:: What you will do ::
Pick out and copy every line below that has the word "MENIT".

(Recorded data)
____________________

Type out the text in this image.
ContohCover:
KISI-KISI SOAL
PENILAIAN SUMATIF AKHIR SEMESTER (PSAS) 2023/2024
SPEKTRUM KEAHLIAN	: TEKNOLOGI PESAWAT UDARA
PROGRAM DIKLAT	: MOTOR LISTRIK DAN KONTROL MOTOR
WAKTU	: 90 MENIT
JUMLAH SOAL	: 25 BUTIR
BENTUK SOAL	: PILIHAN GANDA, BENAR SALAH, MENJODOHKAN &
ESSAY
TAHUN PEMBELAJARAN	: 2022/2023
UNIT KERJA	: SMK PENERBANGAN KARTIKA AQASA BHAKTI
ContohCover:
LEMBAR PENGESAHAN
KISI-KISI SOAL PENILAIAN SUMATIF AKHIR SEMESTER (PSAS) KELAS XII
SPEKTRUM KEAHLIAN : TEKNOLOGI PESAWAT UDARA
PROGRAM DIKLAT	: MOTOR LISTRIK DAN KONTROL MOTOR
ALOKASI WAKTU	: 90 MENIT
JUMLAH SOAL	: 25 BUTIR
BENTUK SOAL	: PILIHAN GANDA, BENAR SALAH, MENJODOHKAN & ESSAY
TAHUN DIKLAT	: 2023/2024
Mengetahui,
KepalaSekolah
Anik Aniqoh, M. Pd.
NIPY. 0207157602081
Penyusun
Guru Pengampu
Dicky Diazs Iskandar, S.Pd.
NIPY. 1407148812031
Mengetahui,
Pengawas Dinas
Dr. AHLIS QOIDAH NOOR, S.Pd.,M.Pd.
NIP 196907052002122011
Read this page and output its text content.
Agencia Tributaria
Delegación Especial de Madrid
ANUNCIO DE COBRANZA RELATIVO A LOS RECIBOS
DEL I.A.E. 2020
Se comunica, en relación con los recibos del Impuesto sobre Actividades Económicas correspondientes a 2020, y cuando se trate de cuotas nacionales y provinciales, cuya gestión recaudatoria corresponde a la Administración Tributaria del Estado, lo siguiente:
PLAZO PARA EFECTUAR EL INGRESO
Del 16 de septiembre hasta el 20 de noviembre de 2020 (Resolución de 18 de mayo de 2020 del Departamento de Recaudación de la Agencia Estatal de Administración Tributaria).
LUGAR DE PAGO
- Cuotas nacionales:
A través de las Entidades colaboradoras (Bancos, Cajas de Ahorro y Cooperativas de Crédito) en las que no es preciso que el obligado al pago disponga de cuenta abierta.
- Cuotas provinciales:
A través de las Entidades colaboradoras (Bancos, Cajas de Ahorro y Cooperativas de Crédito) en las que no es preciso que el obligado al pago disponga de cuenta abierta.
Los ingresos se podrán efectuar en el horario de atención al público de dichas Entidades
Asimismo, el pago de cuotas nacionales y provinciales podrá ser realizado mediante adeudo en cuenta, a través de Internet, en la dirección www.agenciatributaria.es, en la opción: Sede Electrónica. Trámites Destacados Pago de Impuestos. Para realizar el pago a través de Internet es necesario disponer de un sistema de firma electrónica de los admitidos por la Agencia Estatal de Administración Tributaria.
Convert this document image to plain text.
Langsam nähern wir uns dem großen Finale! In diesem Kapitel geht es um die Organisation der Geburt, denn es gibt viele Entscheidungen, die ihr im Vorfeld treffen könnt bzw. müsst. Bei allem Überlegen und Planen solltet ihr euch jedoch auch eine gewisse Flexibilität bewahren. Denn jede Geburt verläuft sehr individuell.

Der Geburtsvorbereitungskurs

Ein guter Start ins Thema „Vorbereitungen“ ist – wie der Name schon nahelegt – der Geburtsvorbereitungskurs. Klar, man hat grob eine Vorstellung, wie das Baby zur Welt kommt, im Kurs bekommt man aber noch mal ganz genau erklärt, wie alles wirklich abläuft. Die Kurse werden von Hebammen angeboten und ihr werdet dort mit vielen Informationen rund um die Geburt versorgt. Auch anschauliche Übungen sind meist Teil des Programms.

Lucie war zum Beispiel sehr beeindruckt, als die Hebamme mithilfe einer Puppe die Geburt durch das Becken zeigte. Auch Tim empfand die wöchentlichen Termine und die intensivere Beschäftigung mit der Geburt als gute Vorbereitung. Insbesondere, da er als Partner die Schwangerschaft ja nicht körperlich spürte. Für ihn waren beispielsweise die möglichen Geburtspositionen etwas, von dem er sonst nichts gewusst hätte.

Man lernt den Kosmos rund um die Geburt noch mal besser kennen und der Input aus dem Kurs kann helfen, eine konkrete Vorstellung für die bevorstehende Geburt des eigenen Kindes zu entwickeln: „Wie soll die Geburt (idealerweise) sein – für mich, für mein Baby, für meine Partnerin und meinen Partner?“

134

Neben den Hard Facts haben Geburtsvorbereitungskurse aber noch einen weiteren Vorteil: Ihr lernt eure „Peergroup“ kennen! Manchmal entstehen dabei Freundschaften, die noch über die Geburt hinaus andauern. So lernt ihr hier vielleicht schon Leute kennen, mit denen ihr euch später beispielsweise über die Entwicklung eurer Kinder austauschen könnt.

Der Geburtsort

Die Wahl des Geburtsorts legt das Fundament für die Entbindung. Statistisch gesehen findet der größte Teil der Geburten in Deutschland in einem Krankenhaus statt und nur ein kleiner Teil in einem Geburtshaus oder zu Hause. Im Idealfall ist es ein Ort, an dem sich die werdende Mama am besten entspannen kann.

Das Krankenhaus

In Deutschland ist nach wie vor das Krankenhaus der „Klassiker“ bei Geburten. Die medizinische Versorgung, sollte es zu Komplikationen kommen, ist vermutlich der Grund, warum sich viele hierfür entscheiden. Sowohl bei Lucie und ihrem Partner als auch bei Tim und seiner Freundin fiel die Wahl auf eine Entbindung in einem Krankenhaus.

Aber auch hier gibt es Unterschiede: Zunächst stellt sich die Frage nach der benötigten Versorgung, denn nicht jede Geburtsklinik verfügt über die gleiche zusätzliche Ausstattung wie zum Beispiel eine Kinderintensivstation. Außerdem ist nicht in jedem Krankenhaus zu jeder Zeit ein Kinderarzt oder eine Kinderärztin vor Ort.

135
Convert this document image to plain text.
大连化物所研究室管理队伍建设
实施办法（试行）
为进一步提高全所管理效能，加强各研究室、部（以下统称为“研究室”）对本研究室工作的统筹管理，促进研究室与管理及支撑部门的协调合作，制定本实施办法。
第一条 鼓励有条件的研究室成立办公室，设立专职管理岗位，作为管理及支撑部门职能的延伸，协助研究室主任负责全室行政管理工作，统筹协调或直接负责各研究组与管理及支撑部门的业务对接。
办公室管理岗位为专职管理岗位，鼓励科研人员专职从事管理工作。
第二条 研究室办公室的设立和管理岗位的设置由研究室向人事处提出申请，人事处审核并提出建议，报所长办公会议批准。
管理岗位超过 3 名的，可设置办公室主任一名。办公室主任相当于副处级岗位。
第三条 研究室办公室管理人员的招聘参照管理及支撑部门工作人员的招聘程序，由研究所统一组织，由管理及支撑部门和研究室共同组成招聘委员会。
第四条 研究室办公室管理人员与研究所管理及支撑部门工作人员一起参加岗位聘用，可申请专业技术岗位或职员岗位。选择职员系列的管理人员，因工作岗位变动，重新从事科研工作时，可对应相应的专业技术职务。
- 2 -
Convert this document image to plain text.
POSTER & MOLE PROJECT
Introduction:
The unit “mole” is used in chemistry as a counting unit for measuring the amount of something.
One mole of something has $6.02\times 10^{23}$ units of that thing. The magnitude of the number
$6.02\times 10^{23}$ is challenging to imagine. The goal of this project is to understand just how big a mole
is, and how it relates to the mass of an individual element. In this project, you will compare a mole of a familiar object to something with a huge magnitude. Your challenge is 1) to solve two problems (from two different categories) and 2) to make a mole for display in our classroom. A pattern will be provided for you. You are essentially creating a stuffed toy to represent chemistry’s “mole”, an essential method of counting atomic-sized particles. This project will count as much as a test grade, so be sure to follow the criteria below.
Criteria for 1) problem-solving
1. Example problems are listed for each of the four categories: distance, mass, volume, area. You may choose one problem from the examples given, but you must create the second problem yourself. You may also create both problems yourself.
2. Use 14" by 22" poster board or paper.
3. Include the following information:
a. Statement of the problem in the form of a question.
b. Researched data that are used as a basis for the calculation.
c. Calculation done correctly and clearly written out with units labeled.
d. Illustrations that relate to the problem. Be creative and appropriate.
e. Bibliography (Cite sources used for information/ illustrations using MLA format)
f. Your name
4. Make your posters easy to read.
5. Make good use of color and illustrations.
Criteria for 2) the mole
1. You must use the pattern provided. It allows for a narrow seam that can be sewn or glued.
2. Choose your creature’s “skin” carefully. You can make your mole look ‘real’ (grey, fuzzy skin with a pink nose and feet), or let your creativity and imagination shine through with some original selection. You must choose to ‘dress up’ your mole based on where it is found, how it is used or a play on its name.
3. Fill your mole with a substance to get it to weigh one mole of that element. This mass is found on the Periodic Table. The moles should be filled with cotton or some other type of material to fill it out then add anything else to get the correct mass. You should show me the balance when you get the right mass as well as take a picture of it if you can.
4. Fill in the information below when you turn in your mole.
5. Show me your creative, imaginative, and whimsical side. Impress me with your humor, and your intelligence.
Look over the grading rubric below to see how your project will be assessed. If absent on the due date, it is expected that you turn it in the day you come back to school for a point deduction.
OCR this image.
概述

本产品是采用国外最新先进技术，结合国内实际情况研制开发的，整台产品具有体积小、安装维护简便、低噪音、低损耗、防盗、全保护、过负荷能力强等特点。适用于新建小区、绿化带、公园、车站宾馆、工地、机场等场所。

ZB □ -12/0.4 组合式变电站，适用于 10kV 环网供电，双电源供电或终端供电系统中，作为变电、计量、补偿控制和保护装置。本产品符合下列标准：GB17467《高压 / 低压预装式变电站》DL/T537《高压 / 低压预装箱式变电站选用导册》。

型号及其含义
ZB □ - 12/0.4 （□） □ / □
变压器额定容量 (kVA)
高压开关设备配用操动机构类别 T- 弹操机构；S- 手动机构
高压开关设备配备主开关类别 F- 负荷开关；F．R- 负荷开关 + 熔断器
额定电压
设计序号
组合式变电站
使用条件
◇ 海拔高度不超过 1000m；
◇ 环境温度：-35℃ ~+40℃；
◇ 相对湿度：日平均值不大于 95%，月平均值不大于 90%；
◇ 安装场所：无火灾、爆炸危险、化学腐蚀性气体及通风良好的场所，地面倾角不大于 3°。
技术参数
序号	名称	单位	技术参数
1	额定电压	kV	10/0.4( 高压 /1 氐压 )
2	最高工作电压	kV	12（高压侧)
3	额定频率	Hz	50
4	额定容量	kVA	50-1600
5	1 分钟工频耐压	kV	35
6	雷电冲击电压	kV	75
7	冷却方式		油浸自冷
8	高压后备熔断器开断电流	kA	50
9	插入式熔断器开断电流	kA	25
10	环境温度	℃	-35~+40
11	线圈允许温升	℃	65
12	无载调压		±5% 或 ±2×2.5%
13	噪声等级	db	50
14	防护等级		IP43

____________________

:: Finished task ::
WAKTU	: 90 MENIT
ALOKASI WAKTU	: 90 MENIT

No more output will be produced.